_The problem_
Return the listing below in full, with every line exactly as it is.
# Material shown start
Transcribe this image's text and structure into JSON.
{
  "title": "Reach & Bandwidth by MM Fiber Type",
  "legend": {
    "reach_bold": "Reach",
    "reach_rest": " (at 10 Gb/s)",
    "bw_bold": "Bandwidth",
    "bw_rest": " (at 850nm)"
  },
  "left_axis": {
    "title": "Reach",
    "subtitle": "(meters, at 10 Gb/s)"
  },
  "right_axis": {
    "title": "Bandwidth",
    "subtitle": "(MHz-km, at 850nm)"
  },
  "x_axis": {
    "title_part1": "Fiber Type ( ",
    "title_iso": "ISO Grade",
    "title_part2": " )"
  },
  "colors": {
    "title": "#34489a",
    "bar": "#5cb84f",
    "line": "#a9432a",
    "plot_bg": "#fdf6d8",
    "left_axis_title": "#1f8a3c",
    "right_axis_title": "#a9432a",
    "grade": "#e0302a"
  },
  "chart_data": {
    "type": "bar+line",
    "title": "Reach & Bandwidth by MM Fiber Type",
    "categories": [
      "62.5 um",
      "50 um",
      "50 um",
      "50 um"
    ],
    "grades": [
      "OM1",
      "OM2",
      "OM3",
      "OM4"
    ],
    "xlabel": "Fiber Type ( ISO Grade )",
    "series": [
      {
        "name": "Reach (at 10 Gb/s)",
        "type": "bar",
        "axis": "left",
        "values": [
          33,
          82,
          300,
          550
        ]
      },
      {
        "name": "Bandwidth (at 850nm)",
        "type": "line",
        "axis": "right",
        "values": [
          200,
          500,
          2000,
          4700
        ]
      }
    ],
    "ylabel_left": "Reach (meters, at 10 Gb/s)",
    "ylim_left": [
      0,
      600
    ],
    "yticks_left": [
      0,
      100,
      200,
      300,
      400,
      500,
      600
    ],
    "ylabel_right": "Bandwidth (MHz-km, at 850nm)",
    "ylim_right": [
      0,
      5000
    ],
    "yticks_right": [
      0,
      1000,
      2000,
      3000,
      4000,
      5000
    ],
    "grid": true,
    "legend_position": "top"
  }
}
# Material shown end
_Written solution_
Transcribe this image's text and structure into JSON.
{
  "title": "Reach & Bandwidth by MM Fiber Type",
  "legend": {
    "reach_bold": "Reach",
    "reach_rest": " (at 10 Gb/s)",
    "bw_bold": "Bandwidth",
    "bw_rest": " (at 850nm)"
  },
  "left_axis": {
    "title": "Reach",
    "subtitle": "(meters, at 10 Gb/s)"
  },
  "right_axis": {
    "title": "Bandwidth",
    "subtitle": "(MHz-km, at 850nm)"
  },
  "x_axis": {
    "title_part1": "Fiber Type ( ",
    "title_iso": "ISO Grade",
    "title_part2": " )"
  },
  "colors": {
    "title": "#34489a",
    "bar": "#5cb84f",
    "line": "#a9432a",
    "plot_bg": "#fdf6d8",
    "left_axis_title": "#1f8a3c",
    "right_axis_title": "#a9432a",
    "grade": "#e0302a"
  },
  "chart_data": {
    "type": "bar+line",
    "title": "Reach & Bandwidth by MM Fiber Type",
    "categories": [
      "62.5 um",
      "50 um",
      "50 um",
      "50 um"
    ],
    "grades": [
      "OM1",
      "OM2",
      "OM3",
      "OM4"
    ],
    "xlabel": "Fiber Type ( ISO Grade )",
    "series": [
      {
        "name": "Reach (at 10 Gb/s)",
        "type": "bar",
        "axis": "left",
        "values": [
          33,
          82,
          300,
          550
        ]
      },
      {
        "name": "Bandwidth (at 850nm)",
        "type": "line",
        "axis": "right",
        "values": [
          200,
          500,
          2000,
          4700
        ]
      }
    ],
    "ylabel_left": "Reach (meters, at 10 Gb/s)",
    "ylim_left": [
      0,
      600
    ],
    "yticks_left": [
      0,
      100,
      200,
      300,
      400,
      500,
      600
    ],
    "ylabel_right": "Bandwidth (MHz-km, at 850nm)",
    "ylim_right": [
      0,
      5000
    ],
    "yticks_right": [
      0,
      1000,
      2000,
      3000,
      4000,
      5000
    ],
    "grid": true,
    "legend_position": "top"
  }
}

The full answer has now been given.